# [Work to be completed]
Check every line below for the string "Azimuth", and copy the lines that contain it.

# [Records for the task]
_ _ _

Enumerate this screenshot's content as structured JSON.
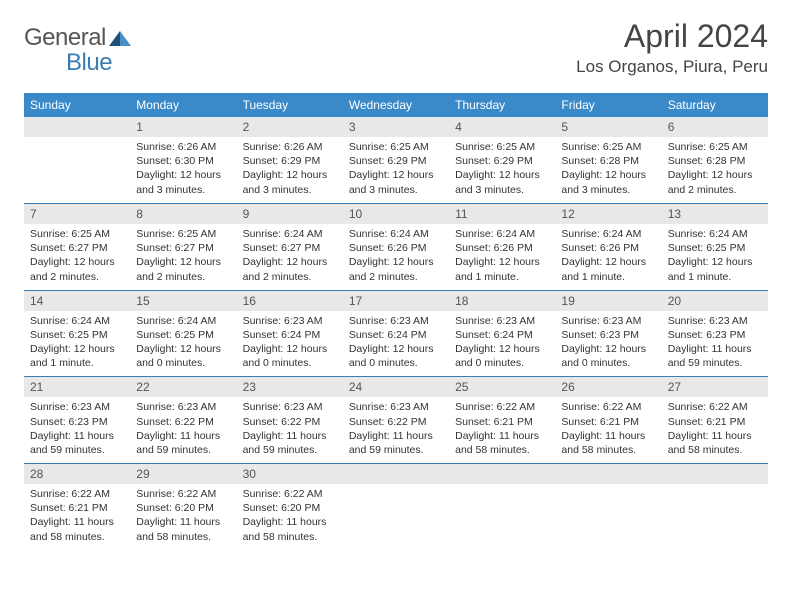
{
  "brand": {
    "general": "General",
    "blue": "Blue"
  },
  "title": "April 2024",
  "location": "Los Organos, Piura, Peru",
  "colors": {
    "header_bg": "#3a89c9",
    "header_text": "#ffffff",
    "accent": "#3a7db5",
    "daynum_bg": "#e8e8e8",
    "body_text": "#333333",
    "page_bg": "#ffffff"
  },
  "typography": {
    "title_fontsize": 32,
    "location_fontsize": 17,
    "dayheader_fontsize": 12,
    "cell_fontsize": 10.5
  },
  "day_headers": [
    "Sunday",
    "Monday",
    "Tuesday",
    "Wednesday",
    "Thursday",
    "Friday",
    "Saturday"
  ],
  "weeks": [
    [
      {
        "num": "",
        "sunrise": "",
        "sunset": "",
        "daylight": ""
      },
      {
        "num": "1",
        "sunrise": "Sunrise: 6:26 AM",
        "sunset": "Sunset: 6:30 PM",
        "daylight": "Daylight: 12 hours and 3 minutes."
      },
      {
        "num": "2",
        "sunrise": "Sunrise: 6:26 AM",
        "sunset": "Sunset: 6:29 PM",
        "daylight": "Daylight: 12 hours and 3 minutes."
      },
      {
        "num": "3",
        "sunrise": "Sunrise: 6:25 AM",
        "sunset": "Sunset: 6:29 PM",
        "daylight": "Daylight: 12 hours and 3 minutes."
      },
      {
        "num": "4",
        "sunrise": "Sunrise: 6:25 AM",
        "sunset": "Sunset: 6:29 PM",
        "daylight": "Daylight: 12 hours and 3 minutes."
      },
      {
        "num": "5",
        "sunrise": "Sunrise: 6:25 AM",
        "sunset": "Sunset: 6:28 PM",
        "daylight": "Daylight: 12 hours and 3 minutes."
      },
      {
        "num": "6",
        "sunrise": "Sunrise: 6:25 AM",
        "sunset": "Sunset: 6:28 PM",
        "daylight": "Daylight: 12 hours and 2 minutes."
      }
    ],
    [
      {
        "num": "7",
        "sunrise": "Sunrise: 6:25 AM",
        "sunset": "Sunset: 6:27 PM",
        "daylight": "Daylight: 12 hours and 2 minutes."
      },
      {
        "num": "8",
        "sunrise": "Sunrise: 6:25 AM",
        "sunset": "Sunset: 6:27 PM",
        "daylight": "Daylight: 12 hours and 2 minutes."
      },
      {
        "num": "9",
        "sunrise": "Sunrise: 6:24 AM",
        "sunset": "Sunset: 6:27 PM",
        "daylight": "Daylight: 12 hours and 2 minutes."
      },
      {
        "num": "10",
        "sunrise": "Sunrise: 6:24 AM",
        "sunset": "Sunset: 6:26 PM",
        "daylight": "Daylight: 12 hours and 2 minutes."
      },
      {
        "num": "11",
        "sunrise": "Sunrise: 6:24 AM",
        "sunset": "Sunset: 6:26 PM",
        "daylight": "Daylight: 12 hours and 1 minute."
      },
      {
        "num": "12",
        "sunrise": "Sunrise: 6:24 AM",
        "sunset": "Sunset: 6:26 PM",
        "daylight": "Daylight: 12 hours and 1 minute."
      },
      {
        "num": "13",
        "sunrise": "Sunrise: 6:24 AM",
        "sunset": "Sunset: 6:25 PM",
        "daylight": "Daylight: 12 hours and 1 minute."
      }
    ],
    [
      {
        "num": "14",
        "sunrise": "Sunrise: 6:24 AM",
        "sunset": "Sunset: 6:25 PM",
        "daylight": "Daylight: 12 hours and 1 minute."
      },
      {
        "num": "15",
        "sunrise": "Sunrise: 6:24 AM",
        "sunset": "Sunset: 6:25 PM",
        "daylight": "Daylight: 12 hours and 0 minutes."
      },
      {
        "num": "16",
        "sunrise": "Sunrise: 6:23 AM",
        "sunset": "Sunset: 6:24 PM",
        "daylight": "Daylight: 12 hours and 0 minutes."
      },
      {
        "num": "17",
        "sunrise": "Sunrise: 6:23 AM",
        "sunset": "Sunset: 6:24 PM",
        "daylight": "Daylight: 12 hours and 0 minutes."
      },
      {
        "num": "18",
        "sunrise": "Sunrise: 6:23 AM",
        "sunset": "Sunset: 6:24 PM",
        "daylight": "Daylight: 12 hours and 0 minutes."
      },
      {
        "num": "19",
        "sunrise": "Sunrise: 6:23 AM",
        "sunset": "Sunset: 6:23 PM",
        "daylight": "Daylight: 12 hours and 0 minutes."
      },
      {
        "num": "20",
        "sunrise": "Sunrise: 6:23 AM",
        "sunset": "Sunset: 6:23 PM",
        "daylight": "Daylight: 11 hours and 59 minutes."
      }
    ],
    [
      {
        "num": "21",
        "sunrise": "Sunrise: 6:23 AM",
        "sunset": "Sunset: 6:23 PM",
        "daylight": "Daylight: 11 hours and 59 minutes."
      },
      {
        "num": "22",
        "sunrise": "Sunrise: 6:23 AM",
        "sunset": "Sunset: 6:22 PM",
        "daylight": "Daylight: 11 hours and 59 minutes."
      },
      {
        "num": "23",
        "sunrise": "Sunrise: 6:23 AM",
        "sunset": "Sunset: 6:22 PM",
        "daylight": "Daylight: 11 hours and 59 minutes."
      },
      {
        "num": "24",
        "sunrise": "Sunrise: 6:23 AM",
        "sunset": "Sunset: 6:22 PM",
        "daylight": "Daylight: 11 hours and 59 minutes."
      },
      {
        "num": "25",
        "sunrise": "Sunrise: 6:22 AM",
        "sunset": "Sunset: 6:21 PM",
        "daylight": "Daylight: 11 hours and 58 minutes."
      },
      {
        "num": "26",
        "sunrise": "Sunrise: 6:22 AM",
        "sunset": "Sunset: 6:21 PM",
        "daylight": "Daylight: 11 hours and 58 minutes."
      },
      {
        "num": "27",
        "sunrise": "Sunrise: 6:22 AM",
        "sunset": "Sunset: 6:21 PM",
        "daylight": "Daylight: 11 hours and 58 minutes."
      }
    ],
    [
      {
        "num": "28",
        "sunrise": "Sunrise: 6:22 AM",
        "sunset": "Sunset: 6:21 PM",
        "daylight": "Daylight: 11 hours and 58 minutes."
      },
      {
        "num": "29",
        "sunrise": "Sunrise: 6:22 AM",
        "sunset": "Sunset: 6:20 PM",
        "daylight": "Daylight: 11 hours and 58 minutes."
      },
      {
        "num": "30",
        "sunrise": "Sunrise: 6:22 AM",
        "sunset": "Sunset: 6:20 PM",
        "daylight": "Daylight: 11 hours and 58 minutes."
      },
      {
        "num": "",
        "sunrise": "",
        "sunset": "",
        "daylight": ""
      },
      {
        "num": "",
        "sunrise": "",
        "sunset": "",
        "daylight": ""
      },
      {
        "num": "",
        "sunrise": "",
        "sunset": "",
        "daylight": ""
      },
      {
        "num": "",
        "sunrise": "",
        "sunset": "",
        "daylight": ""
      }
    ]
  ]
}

_ _ _

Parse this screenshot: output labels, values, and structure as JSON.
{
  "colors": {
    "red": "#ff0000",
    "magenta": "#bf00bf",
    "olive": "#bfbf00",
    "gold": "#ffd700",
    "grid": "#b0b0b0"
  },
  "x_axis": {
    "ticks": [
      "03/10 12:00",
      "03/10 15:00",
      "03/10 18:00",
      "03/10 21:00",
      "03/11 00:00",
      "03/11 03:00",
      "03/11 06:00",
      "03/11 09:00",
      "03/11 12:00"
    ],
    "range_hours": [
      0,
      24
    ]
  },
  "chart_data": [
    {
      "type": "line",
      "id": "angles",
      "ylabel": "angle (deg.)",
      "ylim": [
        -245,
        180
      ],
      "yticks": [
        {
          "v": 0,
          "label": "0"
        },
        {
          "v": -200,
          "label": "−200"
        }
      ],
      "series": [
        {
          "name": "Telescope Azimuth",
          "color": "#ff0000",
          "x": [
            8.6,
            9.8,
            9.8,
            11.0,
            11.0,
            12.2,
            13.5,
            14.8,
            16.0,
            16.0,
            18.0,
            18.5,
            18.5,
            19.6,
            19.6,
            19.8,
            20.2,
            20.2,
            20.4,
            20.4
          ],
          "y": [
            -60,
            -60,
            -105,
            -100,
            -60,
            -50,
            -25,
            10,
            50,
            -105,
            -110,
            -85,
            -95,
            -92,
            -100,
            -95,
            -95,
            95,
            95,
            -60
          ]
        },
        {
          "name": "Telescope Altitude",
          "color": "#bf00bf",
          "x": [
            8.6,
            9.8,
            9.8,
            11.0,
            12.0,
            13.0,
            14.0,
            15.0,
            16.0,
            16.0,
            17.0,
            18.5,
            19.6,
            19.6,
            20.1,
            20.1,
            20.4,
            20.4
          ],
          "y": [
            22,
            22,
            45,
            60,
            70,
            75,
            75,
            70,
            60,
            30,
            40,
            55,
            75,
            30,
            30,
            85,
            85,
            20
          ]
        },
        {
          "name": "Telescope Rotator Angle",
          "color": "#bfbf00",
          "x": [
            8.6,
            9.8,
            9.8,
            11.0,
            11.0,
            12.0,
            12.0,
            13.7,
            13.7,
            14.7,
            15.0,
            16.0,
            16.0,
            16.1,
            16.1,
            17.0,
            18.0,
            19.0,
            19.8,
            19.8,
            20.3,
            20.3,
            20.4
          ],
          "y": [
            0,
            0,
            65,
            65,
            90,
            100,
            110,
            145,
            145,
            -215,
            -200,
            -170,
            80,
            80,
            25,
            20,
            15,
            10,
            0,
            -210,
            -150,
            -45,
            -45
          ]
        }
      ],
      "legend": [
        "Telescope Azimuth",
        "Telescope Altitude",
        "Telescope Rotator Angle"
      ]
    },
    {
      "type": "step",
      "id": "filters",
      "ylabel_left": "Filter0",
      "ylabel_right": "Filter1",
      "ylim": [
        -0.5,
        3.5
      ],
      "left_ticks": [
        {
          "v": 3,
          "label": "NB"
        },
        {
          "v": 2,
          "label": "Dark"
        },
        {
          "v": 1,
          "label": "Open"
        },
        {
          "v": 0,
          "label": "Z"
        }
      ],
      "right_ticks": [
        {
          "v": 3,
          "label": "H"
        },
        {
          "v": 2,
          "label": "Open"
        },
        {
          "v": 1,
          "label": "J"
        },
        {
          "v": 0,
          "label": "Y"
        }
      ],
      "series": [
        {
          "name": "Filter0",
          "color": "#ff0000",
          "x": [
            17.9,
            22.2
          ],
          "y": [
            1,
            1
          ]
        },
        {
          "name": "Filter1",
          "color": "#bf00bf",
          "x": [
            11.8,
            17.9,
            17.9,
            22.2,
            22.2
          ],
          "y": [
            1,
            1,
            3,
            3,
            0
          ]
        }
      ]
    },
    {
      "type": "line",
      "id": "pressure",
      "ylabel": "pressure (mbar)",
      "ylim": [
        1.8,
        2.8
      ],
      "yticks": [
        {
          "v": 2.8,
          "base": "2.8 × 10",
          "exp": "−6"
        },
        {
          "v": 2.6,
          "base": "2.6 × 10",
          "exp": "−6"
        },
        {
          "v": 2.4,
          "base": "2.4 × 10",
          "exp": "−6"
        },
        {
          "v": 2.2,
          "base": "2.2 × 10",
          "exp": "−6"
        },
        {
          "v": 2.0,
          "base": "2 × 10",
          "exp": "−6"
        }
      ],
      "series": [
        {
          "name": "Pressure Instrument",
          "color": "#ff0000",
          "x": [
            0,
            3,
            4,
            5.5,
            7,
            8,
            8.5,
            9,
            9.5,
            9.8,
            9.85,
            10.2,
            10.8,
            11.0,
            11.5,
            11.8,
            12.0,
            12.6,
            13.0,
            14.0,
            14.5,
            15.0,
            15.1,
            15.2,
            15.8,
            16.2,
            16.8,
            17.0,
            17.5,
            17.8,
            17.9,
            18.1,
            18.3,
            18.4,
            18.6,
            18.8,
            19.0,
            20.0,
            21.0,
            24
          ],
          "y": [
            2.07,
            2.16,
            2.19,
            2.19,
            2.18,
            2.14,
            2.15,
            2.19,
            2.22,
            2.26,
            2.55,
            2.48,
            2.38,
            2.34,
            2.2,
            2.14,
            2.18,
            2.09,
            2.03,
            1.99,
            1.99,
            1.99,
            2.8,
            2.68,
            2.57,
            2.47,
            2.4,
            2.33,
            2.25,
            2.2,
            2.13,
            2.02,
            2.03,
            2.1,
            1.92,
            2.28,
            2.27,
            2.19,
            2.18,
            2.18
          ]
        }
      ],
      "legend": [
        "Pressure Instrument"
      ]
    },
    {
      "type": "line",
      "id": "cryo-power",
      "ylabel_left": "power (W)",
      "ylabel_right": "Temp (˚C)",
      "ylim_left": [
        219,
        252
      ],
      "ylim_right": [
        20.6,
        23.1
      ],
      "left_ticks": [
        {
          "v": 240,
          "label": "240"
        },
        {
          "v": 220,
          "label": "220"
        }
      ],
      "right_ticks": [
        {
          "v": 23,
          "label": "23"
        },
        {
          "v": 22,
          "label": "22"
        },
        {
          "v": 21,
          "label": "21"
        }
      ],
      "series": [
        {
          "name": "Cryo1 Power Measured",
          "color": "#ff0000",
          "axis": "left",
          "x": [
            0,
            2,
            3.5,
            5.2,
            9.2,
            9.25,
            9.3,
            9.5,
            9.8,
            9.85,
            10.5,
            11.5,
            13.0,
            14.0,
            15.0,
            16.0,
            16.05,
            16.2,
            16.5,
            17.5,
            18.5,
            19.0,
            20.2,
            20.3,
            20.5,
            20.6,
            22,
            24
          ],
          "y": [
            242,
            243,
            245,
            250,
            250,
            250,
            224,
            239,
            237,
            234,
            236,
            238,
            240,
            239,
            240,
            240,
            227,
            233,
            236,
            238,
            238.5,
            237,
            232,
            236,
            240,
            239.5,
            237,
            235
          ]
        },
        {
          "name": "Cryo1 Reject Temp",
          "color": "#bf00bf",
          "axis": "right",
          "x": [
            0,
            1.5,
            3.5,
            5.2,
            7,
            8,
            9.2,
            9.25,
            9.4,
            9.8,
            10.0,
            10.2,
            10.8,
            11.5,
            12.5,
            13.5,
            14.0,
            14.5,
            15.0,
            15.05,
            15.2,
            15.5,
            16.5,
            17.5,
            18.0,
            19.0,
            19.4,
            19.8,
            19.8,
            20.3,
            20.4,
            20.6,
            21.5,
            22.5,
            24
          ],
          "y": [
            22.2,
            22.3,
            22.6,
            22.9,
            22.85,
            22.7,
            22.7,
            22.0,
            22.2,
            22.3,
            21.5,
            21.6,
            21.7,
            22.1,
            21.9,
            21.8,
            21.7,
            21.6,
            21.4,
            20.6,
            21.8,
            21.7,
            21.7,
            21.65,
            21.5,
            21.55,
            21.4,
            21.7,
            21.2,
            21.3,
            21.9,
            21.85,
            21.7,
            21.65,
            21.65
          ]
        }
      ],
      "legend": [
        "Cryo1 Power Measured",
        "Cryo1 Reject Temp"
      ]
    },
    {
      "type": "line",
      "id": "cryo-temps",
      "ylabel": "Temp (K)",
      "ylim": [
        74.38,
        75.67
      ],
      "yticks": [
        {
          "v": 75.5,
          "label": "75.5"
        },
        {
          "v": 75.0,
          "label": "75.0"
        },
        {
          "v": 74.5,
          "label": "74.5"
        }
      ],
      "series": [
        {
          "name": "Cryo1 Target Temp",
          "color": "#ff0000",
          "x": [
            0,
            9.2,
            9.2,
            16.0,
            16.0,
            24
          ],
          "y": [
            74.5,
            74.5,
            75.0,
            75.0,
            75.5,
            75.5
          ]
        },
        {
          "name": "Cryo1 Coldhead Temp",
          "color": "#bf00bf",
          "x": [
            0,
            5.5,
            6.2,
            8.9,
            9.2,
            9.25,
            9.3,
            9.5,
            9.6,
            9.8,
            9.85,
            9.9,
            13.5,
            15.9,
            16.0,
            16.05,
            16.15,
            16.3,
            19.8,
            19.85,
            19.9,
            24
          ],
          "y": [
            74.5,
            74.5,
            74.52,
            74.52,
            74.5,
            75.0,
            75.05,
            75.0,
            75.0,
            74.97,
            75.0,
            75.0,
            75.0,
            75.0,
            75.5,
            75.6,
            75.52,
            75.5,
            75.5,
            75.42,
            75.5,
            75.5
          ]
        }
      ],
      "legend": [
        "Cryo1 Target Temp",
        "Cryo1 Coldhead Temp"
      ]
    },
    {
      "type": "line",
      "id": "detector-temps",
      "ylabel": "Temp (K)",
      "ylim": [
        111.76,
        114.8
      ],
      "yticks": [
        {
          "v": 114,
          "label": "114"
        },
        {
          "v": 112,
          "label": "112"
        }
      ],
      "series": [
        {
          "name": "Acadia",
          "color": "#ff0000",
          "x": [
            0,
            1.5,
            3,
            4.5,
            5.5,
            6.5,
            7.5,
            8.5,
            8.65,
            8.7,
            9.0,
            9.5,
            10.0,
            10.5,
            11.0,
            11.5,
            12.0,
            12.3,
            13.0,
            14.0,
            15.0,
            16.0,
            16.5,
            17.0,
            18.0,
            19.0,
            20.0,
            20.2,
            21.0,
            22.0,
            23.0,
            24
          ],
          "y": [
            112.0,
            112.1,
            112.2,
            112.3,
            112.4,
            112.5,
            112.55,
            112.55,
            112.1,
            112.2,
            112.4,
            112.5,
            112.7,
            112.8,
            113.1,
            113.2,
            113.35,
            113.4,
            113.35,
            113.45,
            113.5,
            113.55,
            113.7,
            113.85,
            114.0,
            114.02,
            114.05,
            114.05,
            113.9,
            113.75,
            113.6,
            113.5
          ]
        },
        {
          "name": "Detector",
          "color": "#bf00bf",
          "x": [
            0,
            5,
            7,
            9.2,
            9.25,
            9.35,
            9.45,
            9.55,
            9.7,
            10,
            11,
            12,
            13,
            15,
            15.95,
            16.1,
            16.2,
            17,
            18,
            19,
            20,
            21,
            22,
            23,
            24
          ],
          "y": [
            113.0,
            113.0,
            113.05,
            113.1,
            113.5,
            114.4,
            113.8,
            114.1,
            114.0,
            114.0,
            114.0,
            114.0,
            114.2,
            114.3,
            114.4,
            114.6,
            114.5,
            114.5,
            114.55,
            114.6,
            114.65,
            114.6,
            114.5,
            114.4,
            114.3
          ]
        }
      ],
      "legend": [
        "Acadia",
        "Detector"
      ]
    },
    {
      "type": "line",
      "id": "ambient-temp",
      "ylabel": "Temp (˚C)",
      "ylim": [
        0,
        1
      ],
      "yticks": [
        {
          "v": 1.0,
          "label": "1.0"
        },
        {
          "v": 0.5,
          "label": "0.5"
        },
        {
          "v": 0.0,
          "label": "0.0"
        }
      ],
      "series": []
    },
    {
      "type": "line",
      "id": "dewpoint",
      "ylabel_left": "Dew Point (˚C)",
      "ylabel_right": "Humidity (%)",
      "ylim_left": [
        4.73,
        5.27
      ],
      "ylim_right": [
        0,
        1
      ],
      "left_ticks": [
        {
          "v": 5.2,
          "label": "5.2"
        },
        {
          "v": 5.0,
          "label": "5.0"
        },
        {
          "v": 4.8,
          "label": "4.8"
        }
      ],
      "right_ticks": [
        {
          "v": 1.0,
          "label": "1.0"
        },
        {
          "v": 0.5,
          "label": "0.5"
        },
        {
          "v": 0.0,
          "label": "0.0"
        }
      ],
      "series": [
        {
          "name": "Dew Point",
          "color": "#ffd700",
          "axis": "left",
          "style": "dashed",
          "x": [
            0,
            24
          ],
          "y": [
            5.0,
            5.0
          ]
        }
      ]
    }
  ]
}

_ _ _

# [Response]
          "name": "Telescope Azimuth",
        "Telescope Azimuth",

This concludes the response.